**WRITTEN INSTRUCTION**. Every line of the records must be repeated exactly; pictures stay out.

Entries with figure data
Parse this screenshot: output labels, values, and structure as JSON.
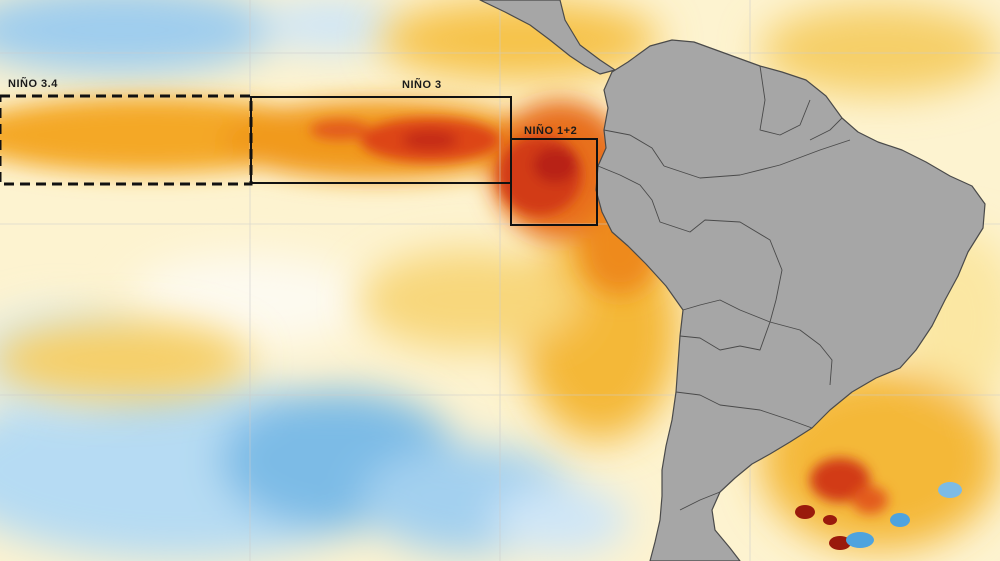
{
  "map": {
    "regions": [
      {
        "id": "nino34",
        "label": "NIÑO 3.4",
        "style": "dashed"
      },
      {
        "id": "nino3",
        "label": "NIÑO 3",
        "style": "solid"
      },
      {
        "id": "nino12",
        "label": "NIÑO 1+2",
        "style": "solid"
      }
    ],
    "colors": {
      "land": "#a6a6a6",
      "border": "#4a4a4a",
      "warm_light": "#fbe7a3",
      "warm_medium": "#f6c249",
      "warm_strong": "#f19a1c",
      "hot": "#e0491b",
      "very_hot": "#c42a12",
      "neutral": "#fdf8e8",
      "cool_light": "#cde6f6",
      "cool": "#7cbbe6"
    }
  }
}
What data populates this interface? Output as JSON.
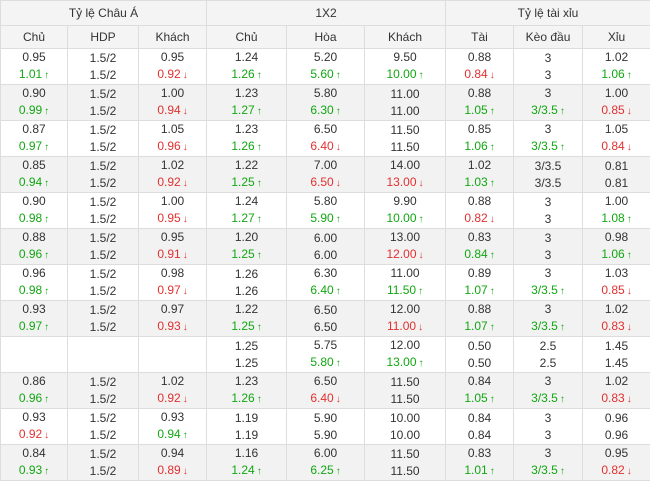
{
  "groups": [
    {
      "label": "Tỷ lệ Châu Á",
      "span": 3
    },
    {
      "label": "1X2",
      "span": 3
    },
    {
      "label": "Tỷ lệ tài xỉu",
      "span": 3
    }
  ],
  "columns": [
    "Chủ",
    "HDP",
    "Khách",
    "Chủ",
    "Hòa",
    "Khách",
    "Tài",
    "Kèo đầu",
    "Xỉu"
  ],
  "colors": {
    "up": "#11a711",
    "down": "#e23030",
    "alt_row": "#f2f2f2",
    "border": "#dddddd"
  },
  "rows": [
    {
      "cells": [
        [
          "0.95",
          "1.01 up"
        ],
        [
          "1.5/2",
          "1.5/2"
        ],
        [
          "0.95",
          "0.92 down"
        ],
        [
          "1.24",
          "1.26 up"
        ],
        [
          "5.20",
          "5.60 up"
        ],
        [
          "9.50",
          "10.00 up"
        ],
        [
          "0.88",
          "0.84 down"
        ],
        [
          "3",
          "3"
        ],
        [
          "1.02",
          "1.06 up"
        ]
      ]
    },
    {
      "cells": [
        [
          "0.90",
          "0.99 up"
        ],
        [
          "1.5/2",
          "1.5/2"
        ],
        [
          "1.00",
          "0.94 down"
        ],
        [
          "1.23",
          "1.27 up"
        ],
        [
          "5.80",
          "6.30 up"
        ],
        [
          "11.00",
          "11.00"
        ],
        [
          "0.88",
          "1.05 up"
        ],
        [
          "3",
          "3/3.5 up"
        ],
        [
          "1.00",
          "0.85 down"
        ]
      ]
    },
    {
      "cells": [
        [
          "0.87",
          "0.97 up"
        ],
        [
          "1.5/2",
          "1.5/2"
        ],
        [
          "1.05",
          "0.96 down"
        ],
        [
          "1.23",
          "1.26 up"
        ],
        [
          "6.50",
          "6.40 down"
        ],
        [
          "11.50",
          "11.50"
        ],
        [
          "0.85",
          "1.06 up"
        ],
        [
          "3",
          "3/3.5 up"
        ],
        [
          "1.05",
          "0.84 down"
        ]
      ]
    },
    {
      "cells": [
        [
          "0.85",
          "0.94 up"
        ],
        [
          "1.5/2",
          "1.5/2"
        ],
        [
          "1.02",
          "0.92 down"
        ],
        [
          "1.22",
          "1.25 up"
        ],
        [
          "7.00",
          "6.50 down"
        ],
        [
          "14.00",
          "13.00 down"
        ],
        [
          "1.02",
          "1.03 up"
        ],
        [
          "3/3.5",
          "3/3.5"
        ],
        [
          "0.81",
          "0.81"
        ]
      ]
    },
    {
      "cells": [
        [
          "0.90",
          "0.98 up"
        ],
        [
          "1.5/2",
          "1.5/2"
        ],
        [
          "1.00",
          "0.95 down"
        ],
        [
          "1.24",
          "1.27 up"
        ],
        [
          "5.80",
          "5.90 up"
        ],
        [
          "9.90",
          "10.00 up"
        ],
        [
          "0.88",
          "0.82 down"
        ],
        [
          "3",
          "3"
        ],
        [
          "1.00",
          "1.08 up"
        ]
      ]
    },
    {
      "cells": [
        [
          "0.88",
          "0.96 up"
        ],
        [
          "1.5/2",
          "1.5/2"
        ],
        [
          "0.95",
          "0.91 down"
        ],
        [
          "1.20",
          "1.25 up"
        ],
        [
          "6.00",
          "6.00"
        ],
        [
          "13.00",
          "12.00 down"
        ],
        [
          "0.83",
          "0.84 up"
        ],
        [
          "3",
          "3"
        ],
        [
          "0.98",
          "1.06 up"
        ]
      ]
    },
    {
      "cells": [
        [
          "0.96",
          "0.98 up"
        ],
        [
          "1.5/2",
          "1.5/2"
        ],
        [
          "0.98",
          "0.97 down"
        ],
        [
          "1.26",
          "1.26"
        ],
        [
          "6.30",
          "6.40 up"
        ],
        [
          "11.00",
          "11.50 up"
        ],
        [
          "0.89",
          "1.07 up"
        ],
        [
          "3",
          "3/3.5 up"
        ],
        [
          "1.03",
          "0.85 down"
        ]
      ]
    },
    {
      "cells": [
        [
          "0.93",
          "0.97 up"
        ],
        [
          "1.5/2",
          "1.5/2"
        ],
        [
          "0.97",
          "0.93 down"
        ],
        [
          "1.22",
          "1.25 up"
        ],
        [
          "6.50",
          "6.50"
        ],
        [
          "12.00",
          "11.00 down"
        ],
        [
          "0.88",
          "1.07 up"
        ],
        [
          "3",
          "3/3.5 up"
        ],
        [
          "1.02",
          "0.83 down"
        ]
      ]
    },
    {
      "cells": [
        [
          "",
          ""
        ],
        [
          "",
          ""
        ],
        [
          "",
          ""
        ],
        [
          "1.25",
          "1.25"
        ],
        [
          "5.75",
          "5.80 up"
        ],
        [
          "12.00",
          "13.00 up"
        ],
        [
          "0.50",
          "0.50"
        ],
        [
          "2.5",
          "2.5"
        ],
        [
          "1.45",
          "1.45"
        ]
      ]
    },
    {
      "cells": [
        [
          "0.86",
          "0.96 up"
        ],
        [
          "1.5/2",
          "1.5/2"
        ],
        [
          "1.02",
          "0.92 down"
        ],
        [
          "1.23",
          "1.26 up"
        ],
        [
          "6.50",
          "6.40 down"
        ],
        [
          "11.50",
          "11.50"
        ],
        [
          "0.84",
          "1.05 up"
        ],
        [
          "3",
          "3/3.5 up"
        ],
        [
          "1.02",
          "0.83 down"
        ]
      ]
    },
    {
      "cells": [
        [
          "0.93",
          "0.92 down"
        ],
        [
          "1.5/2",
          "1.5/2"
        ],
        [
          "0.93",
          "0.94 up"
        ],
        [
          "1.19",
          "1.19"
        ],
        [
          "5.90",
          "5.90"
        ],
        [
          "10.00",
          "10.00"
        ],
        [
          "0.84",
          "0.84"
        ],
        [
          "3",
          "3"
        ],
        [
          "0.96",
          "0.96"
        ]
      ]
    },
    {
      "cells": [
        [
          "0.84",
          "0.93 up"
        ],
        [
          "1.5/2",
          "1.5/2"
        ],
        [
          "0.94",
          "0.89 down"
        ],
        [
          "1.16",
          "1.24 up"
        ],
        [
          "6.00",
          "6.25 up"
        ],
        [
          "11.50",
          "11.50"
        ],
        [
          "0.83",
          "1.01 up"
        ],
        [
          "3",
          "3/3.5 up"
        ],
        [
          "0.95",
          "0.82 down"
        ]
      ]
    }
  ]
}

**THE REPLY**.
Parse this screenshot: output labels, values, and structure as JSON.
{
  "map": {
    "regions": [
      {
        "id": "nino34",
        "label": "NIÑO 3.4",
        "style": "dashed"
      },
      {
        "id": "nino3",
        "label": "NIÑO 3",
        "style": "solid"
      },
      {
        "id": "nino12",
        "label": "NIÑO 1+2",
        "style": "solid"
      }
    ],
    "colors": {
      "land": "#a6a6a6",
      "border": "#4a4a4a",
      "warm_light": "#fbe7a3",
      "warm_medium": "#f6c249",
      "warm_strong": "#f19a1c",
      "hot": "#e0491b",
      "very_hot": "#c42a12",
      "neutral": "#fdf8e8",
      "cool_light": "#cde6f6",
      "cool": "#7cbbe6"
    }
  }
}
What data populates this interface? Output as JSON.
{
  "groups": [
    {
      "label": "Tỷ lệ Châu Á",
      "span": 3
    },
    {
      "label": "1X2",
      "span": 3
    },
    {
      "label": "Tỷ lệ tài xỉu",
      "span": 3
    }
  ],
  "columns": [
    "Chủ",
    "HDP",
    "Khách",
    "Chủ",
    "Hòa",
    "Khách",
    "Tài",
    "Kèo đầu",
    "Xỉu"
  ],
  "colors": {
    "up": "#11a711",
    "down": "#e23030",
    "alt_row": "#f2f2f2",
    "border": "#dddddd"
  },
  "rows": [
    {
      "cells": [
        [
          "0.95",
          "1.01 up"
        ],
        [
          "1.5/2",
          "1.5/2"
        ],
        [
          "0.95",
          "0.92 down"
        ],
        [
          "1.24",
          "1.26 up"
        ],
        [
          "5.20",
          "5.60 up"
        ],
        [
          "9.50",
          "10.00 up"
        ],
        [
          "0.88",
          "0.84 down"
        ],
        [
          "3",
          "3"
        ],
        [
          "1.02",
          "1.06 up"
        ]
      ]
    },
    {
      "cells": [
        [
          "0.90",
          "0.99 up"
        ],
        [
          "1.5/2",
          "1.5/2"
        ],
        [
          "1.00",
          "0.94 down"
        ],
        [
          "1.23",
          "1.27 up"
        ],
        [
          "5.80",
          "6.30 up"
        ],
        [
          "11.00",
          "11.00"
        ],
        [
          "0.88",
          "1.05 up"
        ],
        [
          "3",
          "3/3.5 up"
        ],
        [
          "1.00",
          "0.85 down"
        ]
      ]
    },
    {
      "cells": [
        [
          "0.87",
          "0.97 up"
        ],
        [
          "1.5/2",
          "1.5/2"
        ],
        [
          "1.05",
          "0.96 down"
        ],
        [
          "1.23",
          "1.26 up"
        ],
        [
          "6.50",
          "6.40 down"
        ],
        [
          "11.50",
          "11.50"
        ],
        [
          "0.85",
          "1.06 up"
        ],
        [
          "3",
          "3/3.5 up"
        ],
        [
          "1.05",
          "0.84 down"
        ]
      ]
    },
    {
      "cells": [
        [
          "0.85",
          "0.94 up"
        ],
        [
          "1.5/2",
          "1.5/2"
        ],
        [
          "1.02",
          "0.92 down"
        ],
        [
          "1.22",
          "1.25 up"
        ],
        [
          "7.00",
          "6.50 down"
        ],
        [
          "14.00",
          "13.00 down"
        ],
        [
          "1.02",
          "1.03 up"
        ],
        [
          "3/3.5",
          "3/3.5"
        ],
        [
          "0.81",
          "0.81"
        ]
      ]
    },
    {
      "cells": [
        [
          "0.90",
          "0.98 up"
        ],
        [
          "1.5/2",
          "1.5/2"
        ],
        [
          "1.00",
          "0.95 down"
        ],
        [
          "1.24",
          "1.27 up"
        ],
        [
          "5.80",
          "5.90 up"
        ],
        [
          "9.90",
          "10.00 up"
        ],
        [
          "0.88",
          "0.82 down"
        ],
        [
          "3",
          "3"
        ],
        [
          "1.00",
          "1.08 up"
        ]
      ]
    },
    {
      "cells": [
        [
          "0.88",
          "0.96 up"
        ],
        [
          "1.5/2",
          "1.5/2"
        ],
        [
          "0.95",
          "0.91 down"
        ],
        [
          "1.20",
          "1.25 up"
        ],
        [
          "6.00",
          "6.00"
        ],
        [
          "13.00",
          "12.00 down"
        ],
        [
          "0.83",
          "0.84 up"
        ],
        [
          "3",
          "3"
        ],
        [
          "0.98",
          "1.06 up"
        ]
      ]
    },
    {
      "cells": [
        [
          "0.96",
          "0.98 up"
        ],
        [
          "1.5/2",
          "1.5/2"
        ],
        [
          "0.98",
          "0.97 down"
        ],
        [
          "1.26",
          "1.26"
        ],
        [
          "6.30",
          "6.40 up"
        ],
        [
          "11.00",
          "11.50 up"
        ],
        [
          "0.89",
          "1.07 up"
        ],
        [
          "3",
          "3/3.5 up"
        ],
        [
          "1.03",
          "0.85 down"
        ]
      ]
    },
    {
      "cells": [
        [
          "0.93",
          "0.97 up"
        ],
        [
          "1.5/2",
          "1.5/2"
        ],
        [
          "0.97",
          "0.93 down"
        ],
        [
          "1.22",
          "1.25 up"
        ],
        [
          "6.50",
          "6.50"
        ],
        [
          "12.00",
          "11.00 down"
        ],
        [
          "0.88",
          "1.07 up"
        ],
        [
          "3",
          "3/3.5 up"
        ],
        [
          "1.02",
          "0.83 down"
        ]
      ]
    },
    {
      "cells": [
        [
          "",
          ""
        ],
        [
          "",
          ""
        ],
        [
          "",
          ""
        ],
        [
          "1.25",
          "1.25"
        ],
        [
          "5.75",
          "5.80 up"
        ],
        [
          "12.00",
          "13.00 up"
        ],
        [
          "0.50",
          "0.50"
        ],
        [
          "2.5",
          "2.5"
        ],
        [
          "1.45",
          "1.45"
        ]
      ]
    },
    {
      "cells": [
        [
          "0.86",
          "0.96 up"
        ],
        [
          "1.5/2",
          "1.5/2"
        ],
        [
          "1.02",
          "0.92 down"
        ],
        [
          "1.23",
          "1.26 up"
        ],
        [
          "6.50",
          "6.40 down"
        ],
        [
          "11.50",
          "11.50"
        ],
        [
          "0.84",
          "1.05 up"
        ],
        [
          "3",
          "3/3.5 up"
        ],
        [
          "1.02",
          "0.83 down"
        ]
      ]
    },
    {
      "cells": [
        [
          "0.93",
          "0.92 down"
        ],
        [
          "1.5/2",
          "1.5/2"
        ],
        [
          "0.93",
          "0.94 up"
        ],
        [
          "1.19",
          "1.19"
        ],
        [
          "5.90",
          "5.90"
        ],
        [
          "10.00",
          "10.00"
        ],
        [
          "0.84",
          "0.84"
        ],
        [
          "3",
          "3"
        ],
        [
          "0.96",
          "0.96"
        ]
      ]
    },
    {
      "cells": [
        [
          "0.84",
          "0.93 up"
        ],
        [
          "1.5/2",
          "1.5/2"
        ],
        [
          "0.94",
          "0.89 down"
        ],
        [
          "1.16",
          "1.24 up"
        ],
        [
          "6.00",
          "6.25 up"
        ],
        [
          "11.50",
          "11.50"
        ],
        [
          "0.83",
          "1.01 up"
        ],
        [
          "3",
          "3/3.5 up"
        ],
        [
          "0.95",
          "0.82 down"
        ]
      ]
    }
  ]
}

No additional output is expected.